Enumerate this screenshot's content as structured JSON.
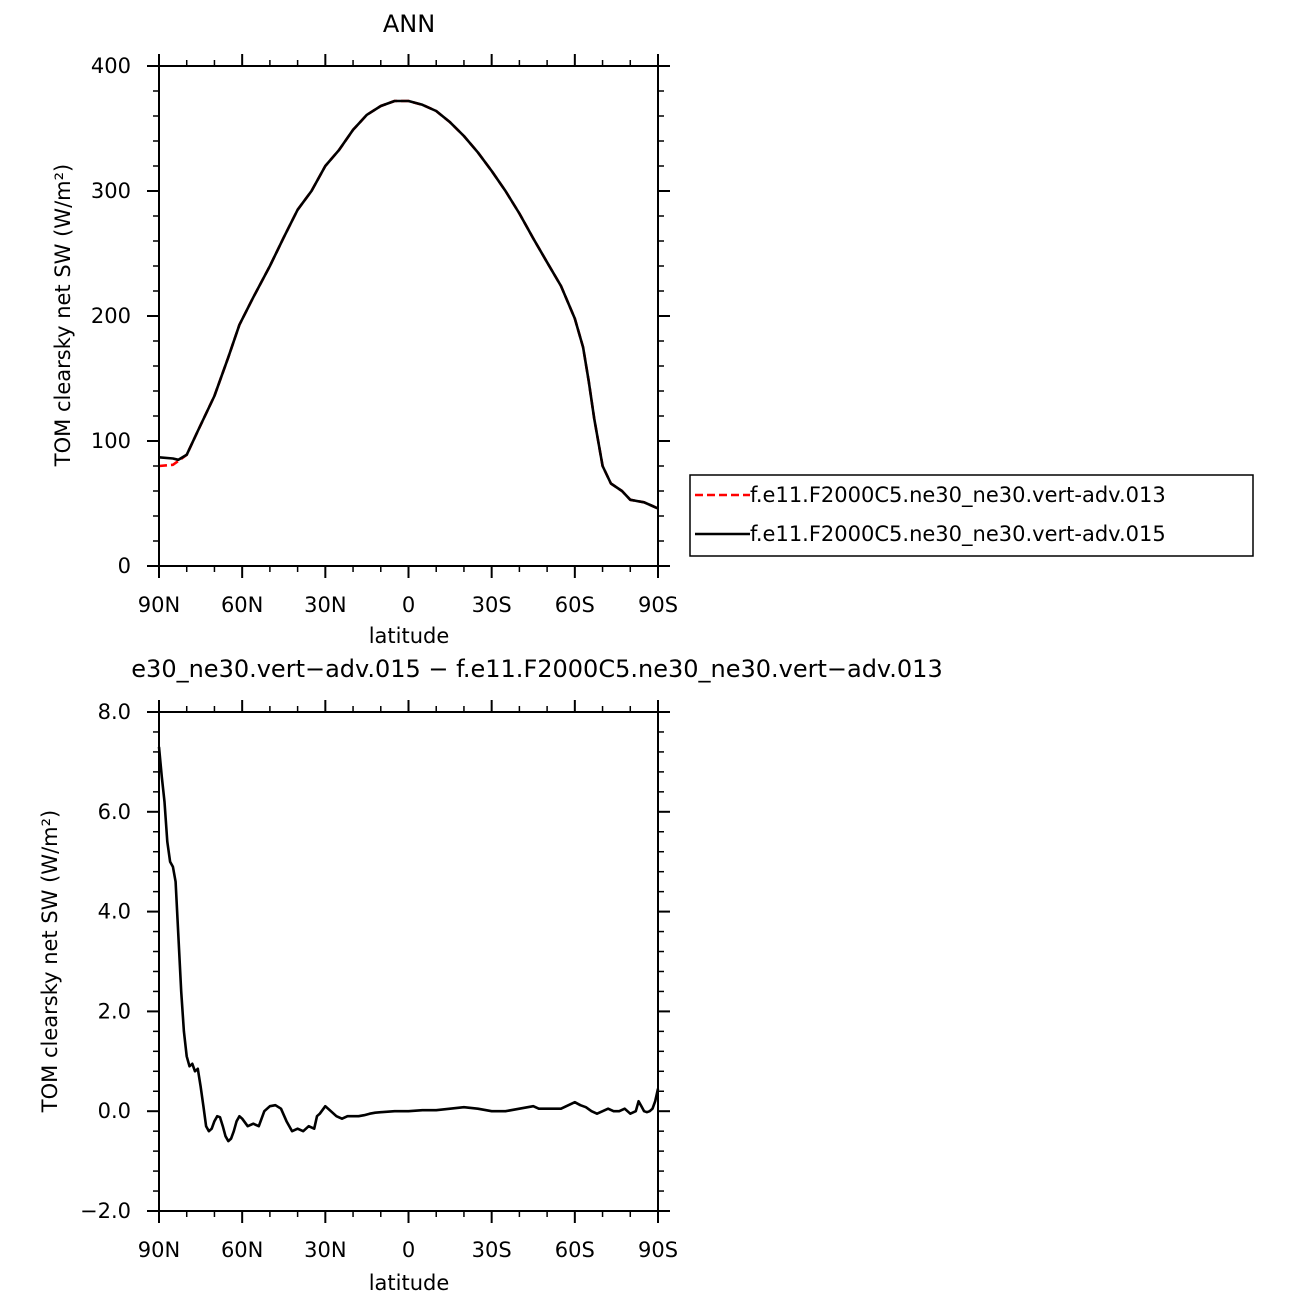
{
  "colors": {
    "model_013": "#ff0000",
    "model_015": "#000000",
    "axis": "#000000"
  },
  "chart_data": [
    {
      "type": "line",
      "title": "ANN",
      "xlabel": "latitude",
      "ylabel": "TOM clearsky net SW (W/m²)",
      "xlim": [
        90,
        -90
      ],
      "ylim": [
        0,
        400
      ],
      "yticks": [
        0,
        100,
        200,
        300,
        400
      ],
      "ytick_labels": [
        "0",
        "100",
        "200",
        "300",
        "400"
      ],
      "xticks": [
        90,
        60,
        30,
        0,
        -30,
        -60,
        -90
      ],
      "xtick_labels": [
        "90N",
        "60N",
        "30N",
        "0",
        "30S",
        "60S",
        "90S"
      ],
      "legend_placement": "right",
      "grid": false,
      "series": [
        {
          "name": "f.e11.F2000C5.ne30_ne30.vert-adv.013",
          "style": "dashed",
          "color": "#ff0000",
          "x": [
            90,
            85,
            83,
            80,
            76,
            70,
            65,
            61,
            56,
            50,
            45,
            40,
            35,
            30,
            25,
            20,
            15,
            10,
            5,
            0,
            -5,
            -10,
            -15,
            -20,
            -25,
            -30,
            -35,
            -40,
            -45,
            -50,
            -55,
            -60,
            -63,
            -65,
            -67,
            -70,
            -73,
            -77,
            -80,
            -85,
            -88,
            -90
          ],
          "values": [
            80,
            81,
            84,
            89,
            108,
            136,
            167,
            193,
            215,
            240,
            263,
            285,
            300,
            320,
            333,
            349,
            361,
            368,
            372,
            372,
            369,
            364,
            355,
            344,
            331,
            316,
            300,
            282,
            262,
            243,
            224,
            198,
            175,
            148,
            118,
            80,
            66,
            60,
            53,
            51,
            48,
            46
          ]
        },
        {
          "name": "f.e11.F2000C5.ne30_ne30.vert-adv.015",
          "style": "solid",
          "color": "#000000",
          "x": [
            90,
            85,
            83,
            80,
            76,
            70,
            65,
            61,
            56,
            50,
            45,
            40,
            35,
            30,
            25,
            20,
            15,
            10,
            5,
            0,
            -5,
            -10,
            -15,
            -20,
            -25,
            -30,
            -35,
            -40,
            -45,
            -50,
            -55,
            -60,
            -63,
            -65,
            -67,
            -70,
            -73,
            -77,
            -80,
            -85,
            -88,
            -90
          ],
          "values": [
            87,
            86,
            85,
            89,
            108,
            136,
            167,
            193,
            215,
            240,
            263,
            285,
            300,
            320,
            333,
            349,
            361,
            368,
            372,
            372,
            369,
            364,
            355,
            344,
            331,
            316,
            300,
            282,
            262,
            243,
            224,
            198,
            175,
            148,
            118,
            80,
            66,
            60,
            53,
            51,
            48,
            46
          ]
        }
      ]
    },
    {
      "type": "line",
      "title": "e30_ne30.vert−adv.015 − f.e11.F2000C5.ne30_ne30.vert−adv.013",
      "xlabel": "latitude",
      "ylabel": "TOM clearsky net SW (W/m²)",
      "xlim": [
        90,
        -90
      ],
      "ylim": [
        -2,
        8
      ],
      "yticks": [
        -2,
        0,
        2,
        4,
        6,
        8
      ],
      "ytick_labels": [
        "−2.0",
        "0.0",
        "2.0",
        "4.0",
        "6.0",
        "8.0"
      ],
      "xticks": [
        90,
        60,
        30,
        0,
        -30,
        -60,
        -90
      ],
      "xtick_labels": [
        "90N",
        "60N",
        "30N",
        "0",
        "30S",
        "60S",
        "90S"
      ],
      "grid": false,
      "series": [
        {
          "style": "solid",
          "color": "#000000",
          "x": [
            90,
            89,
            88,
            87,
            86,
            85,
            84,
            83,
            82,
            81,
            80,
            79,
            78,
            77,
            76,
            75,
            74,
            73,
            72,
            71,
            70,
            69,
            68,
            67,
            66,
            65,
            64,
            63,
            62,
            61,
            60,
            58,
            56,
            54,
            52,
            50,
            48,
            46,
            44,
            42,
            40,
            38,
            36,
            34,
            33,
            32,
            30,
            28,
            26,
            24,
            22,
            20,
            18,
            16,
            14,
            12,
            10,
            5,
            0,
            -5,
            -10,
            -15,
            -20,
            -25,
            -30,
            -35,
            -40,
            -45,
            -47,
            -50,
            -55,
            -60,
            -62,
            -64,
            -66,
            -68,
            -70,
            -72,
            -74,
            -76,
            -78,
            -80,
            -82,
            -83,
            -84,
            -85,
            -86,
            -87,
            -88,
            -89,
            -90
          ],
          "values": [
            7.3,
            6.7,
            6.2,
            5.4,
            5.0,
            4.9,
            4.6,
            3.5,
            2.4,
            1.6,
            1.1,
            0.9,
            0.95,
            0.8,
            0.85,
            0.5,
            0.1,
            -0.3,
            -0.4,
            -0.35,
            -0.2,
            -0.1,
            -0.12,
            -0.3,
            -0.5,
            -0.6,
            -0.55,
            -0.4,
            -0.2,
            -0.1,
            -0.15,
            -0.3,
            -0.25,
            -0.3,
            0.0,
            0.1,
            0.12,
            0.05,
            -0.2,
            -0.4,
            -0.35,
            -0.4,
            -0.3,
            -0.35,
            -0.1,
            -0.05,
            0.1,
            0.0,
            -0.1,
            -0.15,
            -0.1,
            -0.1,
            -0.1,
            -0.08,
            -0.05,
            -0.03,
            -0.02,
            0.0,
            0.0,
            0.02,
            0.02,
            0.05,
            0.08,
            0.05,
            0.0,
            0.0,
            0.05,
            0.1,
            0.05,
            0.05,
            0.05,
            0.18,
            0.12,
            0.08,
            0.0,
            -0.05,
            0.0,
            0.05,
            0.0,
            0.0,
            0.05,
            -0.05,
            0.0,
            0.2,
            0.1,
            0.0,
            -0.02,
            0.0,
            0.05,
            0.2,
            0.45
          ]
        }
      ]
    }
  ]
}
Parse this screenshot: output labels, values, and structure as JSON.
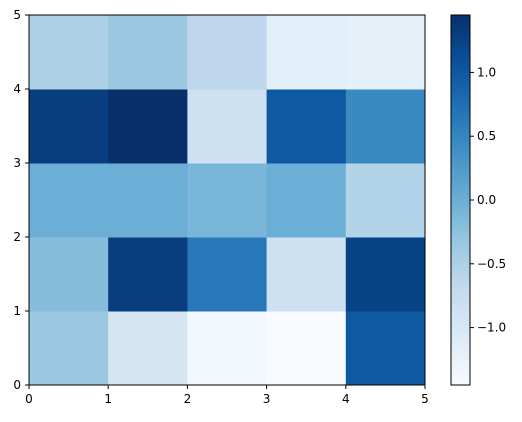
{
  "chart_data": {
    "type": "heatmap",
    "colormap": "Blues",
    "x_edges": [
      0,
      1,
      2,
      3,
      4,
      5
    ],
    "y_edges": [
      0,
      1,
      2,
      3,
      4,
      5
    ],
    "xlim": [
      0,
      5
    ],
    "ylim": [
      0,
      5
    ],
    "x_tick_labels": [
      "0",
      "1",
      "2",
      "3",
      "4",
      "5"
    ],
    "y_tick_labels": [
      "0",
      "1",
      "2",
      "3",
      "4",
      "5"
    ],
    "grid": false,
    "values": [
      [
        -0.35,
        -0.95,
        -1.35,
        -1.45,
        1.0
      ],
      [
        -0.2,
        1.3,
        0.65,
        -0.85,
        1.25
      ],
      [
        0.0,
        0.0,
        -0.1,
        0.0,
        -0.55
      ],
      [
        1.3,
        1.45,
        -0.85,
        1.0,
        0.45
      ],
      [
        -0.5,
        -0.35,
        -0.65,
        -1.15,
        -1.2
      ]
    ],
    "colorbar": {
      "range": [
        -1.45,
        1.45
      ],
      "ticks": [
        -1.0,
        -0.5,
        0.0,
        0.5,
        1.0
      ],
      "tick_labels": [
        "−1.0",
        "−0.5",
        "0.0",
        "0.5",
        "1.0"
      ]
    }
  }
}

━━━━━━━━━━

Quote everything in the listing above exactly; pictures are the only thing to omit.

* [Output for this task]
Enumerate this screenshot's content as structured JSON.
{
  "colors": {
    "model_013": "#ff0000",
    "model_015": "#000000",
    "axis": "#000000"
  },
  "chart_data": [
    {
      "type": "line",
      "title": "ANN",
      "xlabel": "latitude",
      "ylabel": "TOM clearsky net SW (W/m²)",
      "xlim": [
        90,
        -90
      ],
      "ylim": [
        0,
        400
      ],
      "yticks": [
        0,
        100,
        200,
        300,
        400
      ],
      "ytick_labels": [
        "0",
        "100",
        "200",
        "300",
        "400"
      ],
      "xticks": [
        90,
        60,
        30,
        0,
        -30,
        -60,
        -90
      ],
      "xtick_labels": [
        "90N",
        "60N",
        "30N",
        "0",
        "30S",
        "60S",
        "90S"
      ],
      "legend_placement": "right",
      "grid": false,
      "series": [
        {
          "name": "f.e11.F2000C5.ne30_ne30.vert-adv.013",
          "style": "dashed",
          "color": "#ff0000",
          "x": [
            90,
            85,
            83,
            80,
            76,
            70,
            65,
            61,
            56,
            50,
            45,
            40,
            35,
            30,
            25,
            20,
            15,
            10,
            5,
            0,
            -5,
            -10,
            -15,
            -20,
            -25,
            -30,
            -35,
            -40,
            -45,
            -50,
            -55,
            -60,
            -63,
            -65,
            -67,
            -70,
            -73,
            -77,
            -80,
            -85,
            -88,
            -90
          ],
          "values": [
            80,
            81,
            84,
            89,
            108,
            136,
            167,
            193,
            215,
            240,
            263,
            285,
            300,
            320,
            333,
            349,
            361,
            368,
            372,
            372,
            369,
            364,
            355,
            344,
            331,
            316,
            300,
            282,
            262,
            243,
            224,
            198,
            175,
            148,
            118,
            80,
            66,
            60,
            53,
            51,
            48,
            46
          ]
        },
        {
          "name": "f.e11.F2000C5.ne30_ne30.vert-adv.015",
          "style": "solid",
          "color": "#000000",
          "x": [
            90,
            85,
            83,
            80,
            76,
            70,
            65,
            61,
            56,
            50,
            45,
            40,
            35,
            30,
            25,
            20,
            15,
            10,
            5,
            0,
            -5,
            -10,
            -15,
            -20,
            -25,
            -30,
            -35,
            -40,
            -45,
            -50,
            -55,
            -60,
            -63,
            -65,
            -67,
            -70,
            -73,
            -77,
            -80,
            -85,
            -88,
            -90
          ],
          "values": [
            87,
            86,
            85,
            89,
            108,
            136,
            167,
            193,
            215,
            240,
            263,
            285,
            300,
            320,
            333,
            349,
            361,
            368,
            372,
            372,
            369,
            364,
            355,
            344,
            331,
            316,
            300,
            282,
            262,
            243,
            224,
            198,
            175,
            148,
            118,
            80,
            66,
            60,
            53,
            51,
            48,
            46
          ]
        }
      ]
    },
    {
      "type": "line",
      "title": "e30_ne30.vert−adv.015 − f.e11.F2000C5.ne30_ne30.vert−adv.013",
      "xlabel": "latitude",
      "ylabel": "TOM clearsky net SW (W/m²)",
      "xlim": [
        90,
        -90
      ],
      "ylim": [
        -2,
        8
      ],
      "yticks": [
        -2,
        0,
        2,
        4,
        6,
        8
      ],
      "ytick_labels": [
        "−2.0",
        "0.0",
        "2.0",
        "4.0",
        "6.0",
        "8.0"
      ],
      "xticks": [
        90,
        60,
        30,
        0,
        -30,
        -60,
        -90
      ],
      "xtick_labels": [
        "90N",
        "60N",
        "30N",
        "0",
        "30S",
        "60S",
        "90S"
      ],
      "grid": false,
      "series": [
        {
          "style": "solid",
          "color": "#000000",
          "x": [
            90,
            89,
            88,
            87,
            86,
            85,
            84,
            83,
            82,
            81,
            80,
            79,
            78,
            77,
            76,
            75,
            74,
            73,
            72,
            71,
            70,
            69,
            68,
            67,
            66,
            65,
            64,
            63,
            62,
            61,
            60,
            58,
            56,
            54,
            52,
            50,
            48,
            46,
            44,
            42,
            40,
            38,
            36,
            34,
            33,
            32,
            30,
            28,
            26,
            24,
            22,
            20,
            18,
            16,
            14,
            12,
            10,
            5,
            0,
            -5,
            -10,
            -15,
            -20,
            -25,
            -30,
            -35,
            -40,
            -45,
            -47,
            -50,
            -55,
            -60,
            -62,
            -64,
            -66,
            -68,
            -70,
            -72,
            -74,
            -76,
            -78,
            -80,
            -82,
            -83,
            -84,
            -85,
            -86,
            -87,
            -88,
            -89,
            -90
          ],
          "values": [
            7.3,
            6.7,
            6.2,
            5.4,
            5.0,
            4.9,
            4.6,
            3.5,
            2.4,
            1.6,
            1.1,
            0.9,
            0.95,
            0.8,
            0.85,
            0.5,
            0.1,
            -0.3,
            -0.4,
            -0.35,
            -0.2,
            -0.1,
            -0.12,
            -0.3,
            -0.5,
            -0.6,
            -0.55,
            -0.4,
            -0.2,
            -0.1,
            -0.15,
            -0.3,
            -0.25,
            -0.3,
            0.0,
            0.1,
            0.12,
            0.05,
            -0.2,
            -0.4,
            -0.35,
            -0.4,
            -0.3,
            -0.35,
            -0.1,
            -0.05,
            0.1,
            0.0,
            -0.1,
            -0.15,
            -0.1,
            -0.1,
            -0.1,
            -0.08,
            -0.05,
            -0.03,
            -0.02,
            0.0,
            0.0,
            0.02,
            0.02,
            0.05,
            0.08,
            0.05,
            0.0,
            0.0,
            0.05,
            0.1,
            0.05,
            0.05,
            0.05,
            0.18,
            0.12,
            0.08,
            0.0,
            -0.05,
            0.0,
            0.05,
            0.0,
            0.0,
            0.05,
            -0.05,
            0.0,
            0.2,
            0.1,
            0.0,
            -0.02,
            0.0,
            0.05,
            0.2,
            0.45
          ]
        }
      ]
    }
  ]
}
Parse this screenshot: output labels, values, and structure as JSON.
{
  "chart_data": {
    "type": "heatmap",
    "colormap": "Blues",
    "x_edges": [
      0,
      1,
      2,
      3,
      4,
      5
    ],
    "y_edges": [
      0,
      1,
      2,
      3,
      4,
      5
    ],
    "xlim": [
      0,
      5
    ],
    "ylim": [
      0,
      5
    ],
    "x_tick_labels": [
      "0",
      "1",
      "2",
      "3",
      "4",
      "5"
    ],
    "y_tick_labels": [
      "0",
      "1",
      "2",
      "3",
      "4",
      "5"
    ],
    "grid": false,
    "values": [
      [
        -0.35,
        -0.95,
        -1.35,
        -1.45,
        1.0
      ],
      [
        -0.2,
        1.3,
        0.65,
        -0.85,
        1.25
      ],
      [
        0.0,
        0.0,
        -0.1,
        0.0,
        -0.55
      ],
      [
        1.3,
        1.45,
        -0.85,
        1.0,
        0.45
      ],
      [
        -0.5,
        -0.35,
        -0.65,
        -1.15,
        -1.2
      ]
    ],
    "colorbar": {
      "range": [
        -1.45,
        1.45
      ],
      "ticks": [
        -1.0,
        -0.5,
        0.0,
        0.5,
        1.0
      ],
      "tick_labels": [
        "−1.0",
        "−0.5",
        "0.0",
        "0.5",
        "1.0"
      ]
    }
  }
}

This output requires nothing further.